◆ **Collection entries**:
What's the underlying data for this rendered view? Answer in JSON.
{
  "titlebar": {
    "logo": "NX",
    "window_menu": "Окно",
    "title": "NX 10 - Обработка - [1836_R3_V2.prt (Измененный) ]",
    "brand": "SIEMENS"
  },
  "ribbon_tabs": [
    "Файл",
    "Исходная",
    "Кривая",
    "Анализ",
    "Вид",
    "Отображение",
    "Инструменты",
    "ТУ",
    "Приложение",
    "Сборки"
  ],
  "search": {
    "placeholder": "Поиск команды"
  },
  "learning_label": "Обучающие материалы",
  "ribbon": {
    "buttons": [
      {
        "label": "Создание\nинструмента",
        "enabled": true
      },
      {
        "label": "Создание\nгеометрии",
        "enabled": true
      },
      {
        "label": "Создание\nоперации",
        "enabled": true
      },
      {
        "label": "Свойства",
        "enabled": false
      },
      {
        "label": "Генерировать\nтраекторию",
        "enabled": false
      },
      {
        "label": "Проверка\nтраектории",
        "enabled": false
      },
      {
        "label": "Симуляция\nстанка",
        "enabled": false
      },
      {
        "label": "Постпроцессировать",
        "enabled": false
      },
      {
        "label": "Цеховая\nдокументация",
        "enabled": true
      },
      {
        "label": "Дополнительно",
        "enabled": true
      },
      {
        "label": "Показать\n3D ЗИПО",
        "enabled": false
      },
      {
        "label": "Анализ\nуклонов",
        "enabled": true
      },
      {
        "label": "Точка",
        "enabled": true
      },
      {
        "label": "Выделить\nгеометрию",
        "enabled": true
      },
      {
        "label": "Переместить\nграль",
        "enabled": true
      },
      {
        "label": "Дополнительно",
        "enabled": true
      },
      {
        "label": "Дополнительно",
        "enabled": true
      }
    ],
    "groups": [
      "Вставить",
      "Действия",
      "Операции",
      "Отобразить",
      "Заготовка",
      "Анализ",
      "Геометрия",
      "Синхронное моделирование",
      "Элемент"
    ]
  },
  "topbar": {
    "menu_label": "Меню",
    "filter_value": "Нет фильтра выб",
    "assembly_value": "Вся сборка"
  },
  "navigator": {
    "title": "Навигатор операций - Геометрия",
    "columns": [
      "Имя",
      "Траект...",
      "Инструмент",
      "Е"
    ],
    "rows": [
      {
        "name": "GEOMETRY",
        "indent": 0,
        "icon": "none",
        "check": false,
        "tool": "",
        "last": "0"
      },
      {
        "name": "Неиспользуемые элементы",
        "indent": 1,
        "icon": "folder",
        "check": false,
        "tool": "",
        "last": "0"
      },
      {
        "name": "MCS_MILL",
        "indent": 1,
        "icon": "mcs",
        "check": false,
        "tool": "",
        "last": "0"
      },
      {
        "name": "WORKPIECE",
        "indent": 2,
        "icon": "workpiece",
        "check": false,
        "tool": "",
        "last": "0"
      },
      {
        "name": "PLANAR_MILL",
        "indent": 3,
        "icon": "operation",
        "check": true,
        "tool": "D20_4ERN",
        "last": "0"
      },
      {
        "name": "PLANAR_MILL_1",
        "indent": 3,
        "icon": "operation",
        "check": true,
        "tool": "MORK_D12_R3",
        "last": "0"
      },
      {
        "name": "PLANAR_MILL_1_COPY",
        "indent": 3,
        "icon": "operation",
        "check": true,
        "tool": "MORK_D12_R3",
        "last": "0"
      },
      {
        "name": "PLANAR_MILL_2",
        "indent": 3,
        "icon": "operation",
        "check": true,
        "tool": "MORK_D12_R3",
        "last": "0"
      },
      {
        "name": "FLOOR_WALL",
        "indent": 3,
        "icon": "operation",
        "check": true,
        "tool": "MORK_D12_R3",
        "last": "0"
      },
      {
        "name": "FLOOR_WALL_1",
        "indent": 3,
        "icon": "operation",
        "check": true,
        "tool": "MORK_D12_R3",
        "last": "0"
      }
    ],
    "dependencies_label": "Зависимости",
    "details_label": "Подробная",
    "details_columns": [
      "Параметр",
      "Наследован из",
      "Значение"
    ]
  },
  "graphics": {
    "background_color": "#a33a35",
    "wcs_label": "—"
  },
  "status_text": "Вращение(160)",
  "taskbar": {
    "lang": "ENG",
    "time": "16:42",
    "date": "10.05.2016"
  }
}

◆ **Aim**:
Return the entries above exactly, each one complete.

◆ **Answer to this exercise**:
What's the underlying data for this rendered view? Answer in JSON.
{
  "titlebar": {
    "logo": "NX",
    "window_menu": "Окно",
    "title": "NX 10 - Обработка - [1836_R3_V2.prt (Измененный) ]",
    "brand": "SIEMENS"
  },
  "ribbon_tabs": [
    "Файл",
    "Исходная",
    "Кривая",
    "Анализ",
    "Вид",
    "Отображение",
    "Инструменты",
    "ТУ",
    "Приложение",
    "Сборки"
  ],
  "search": {
    "placeholder": "Поиск команды"
  },
  "learning_label": "Обучающие материалы",
  "ribbon": {
    "buttons": [
      {
        "label": "Создание\nинструмента",
        "enabled": true
      },
      {
        "label": "Создание\nгеометрии",
        "enabled": true
      },
      {
        "label": "Создание\nоперации",
        "enabled": true
      },
      {
        "label": "Свойства",
        "enabled": false
      },
      {
        "label": "Генерировать\nтраекторию",
        "enabled": false
      },
      {
        "label": "Проверка\nтраектории",
        "enabled": false
      },
      {
        "label": "Симуляция\nстанка",
        "enabled": false
      },
      {
        "label": "Постпроцессировать",
        "enabled": false
      },
      {
        "label": "Цеховая\nдокументация",
        "enabled": true
      },
      {
        "label": "Дополнительно",
        "enabled": true
      },
      {
        "label": "Показать\n3D ЗИПО",
        "enabled": false
      },
      {
        "label": "Анализ\nуклонов",
        "enabled": true
      },
      {
        "label": "Точка",
        "enabled": true
      },
      {
        "label": "Выделить\nгеометрию",
        "enabled": true
      },
      {
        "label": "Переместить\nграль",
        "enabled": true
      },
      {
        "label": "Дополнительно",
        "enabled": true
      },
      {
        "label": "Дополнительно",
        "enabled": true
      }
    ],
    "groups": [
      "Вставить",
      "Действия",
      "Операции",
      "Отобразить",
      "Заготовка",
      "Анализ",
      "Геометрия",
      "Синхронное моделирование",
      "Элемент"
    ]
  },
  "topbar": {
    "menu_label": "Меню",
    "filter_value": "Нет фильтра выб",
    "assembly_value": "Вся сборка"
  },
  "navigator": {
    "title": "Навигатор операций - Геометрия",
    "columns": [
      "Имя",
      "Траект...",
      "Инструмент",
      "Е"
    ],
    "rows": [
      {
        "name": "GEOMETRY",
        "indent": 0,
        "icon": "none",
        "check": false,
        "tool": "",
        "last": "0"
      },
      {
        "name": "Неиспользуемые элементы",
        "indent": 1,
        "icon": "folder",
        "check": false,
        "tool": "",
        "last": "0"
      },
      {
        "name": "MCS_MILL",
        "indent": 1,
        "icon": "mcs",
        "check": false,
        "tool": "",
        "last": "0"
      },
      {
        "name": "WORKPIECE",
        "indent": 2,
        "icon": "workpiece",
        "check": false,
        "tool": "",
        "last": "0"
      },
      {
        "name": "PLANAR_MILL",
        "indent": 3,
        "icon": "operation",
        "check": true,
        "tool": "D20_4ERN",
        "last": "0"
      },
      {
        "name": "PLANAR_MILL_1",
        "indent": 3,
        "icon": "operation",
        "check": true,
        "tool": "MORK_D12_R3",
        "last": "0"
      },
      {
        "name": "PLANAR_MILL_1_COPY",
        "indent": 3,
        "icon": "operation",
        "check": true,
        "tool": "MORK_D12_R3",
        "last": "0"
      },
      {
        "name": "PLANAR_MILL_2",
        "indent": 3,
        "icon": "operation",
        "check": true,
        "tool": "MORK_D12_R3",
        "last": "0"
      },
      {
        "name": "FLOOR_WALL",
        "indent": 3,
        "icon": "operation",
        "check": true,
        "tool": "MORK_D12_R3",
        "last": "0"
      },
      {
        "name": "FLOOR_WALL_1",
        "indent": 3,
        "icon": "operation",
        "check": true,
        "tool": "MORK_D12_R3",
        "last": "0"
      }
    ],
    "dependencies_label": "Зависимости",
    "details_label": "Подробная",
    "details_columns": [
      "Параметр",
      "Наследован из",
      "Значение"
    ]
  },
  "graphics": {
    "background_color": "#a33a35",
    "wcs_label": "—"
  },
  "status_text": "Вращение(160)",
  "taskbar": {
    "lang": "ENG",
    "time": "16:42",
    "date": "10.05.2016"
  }
}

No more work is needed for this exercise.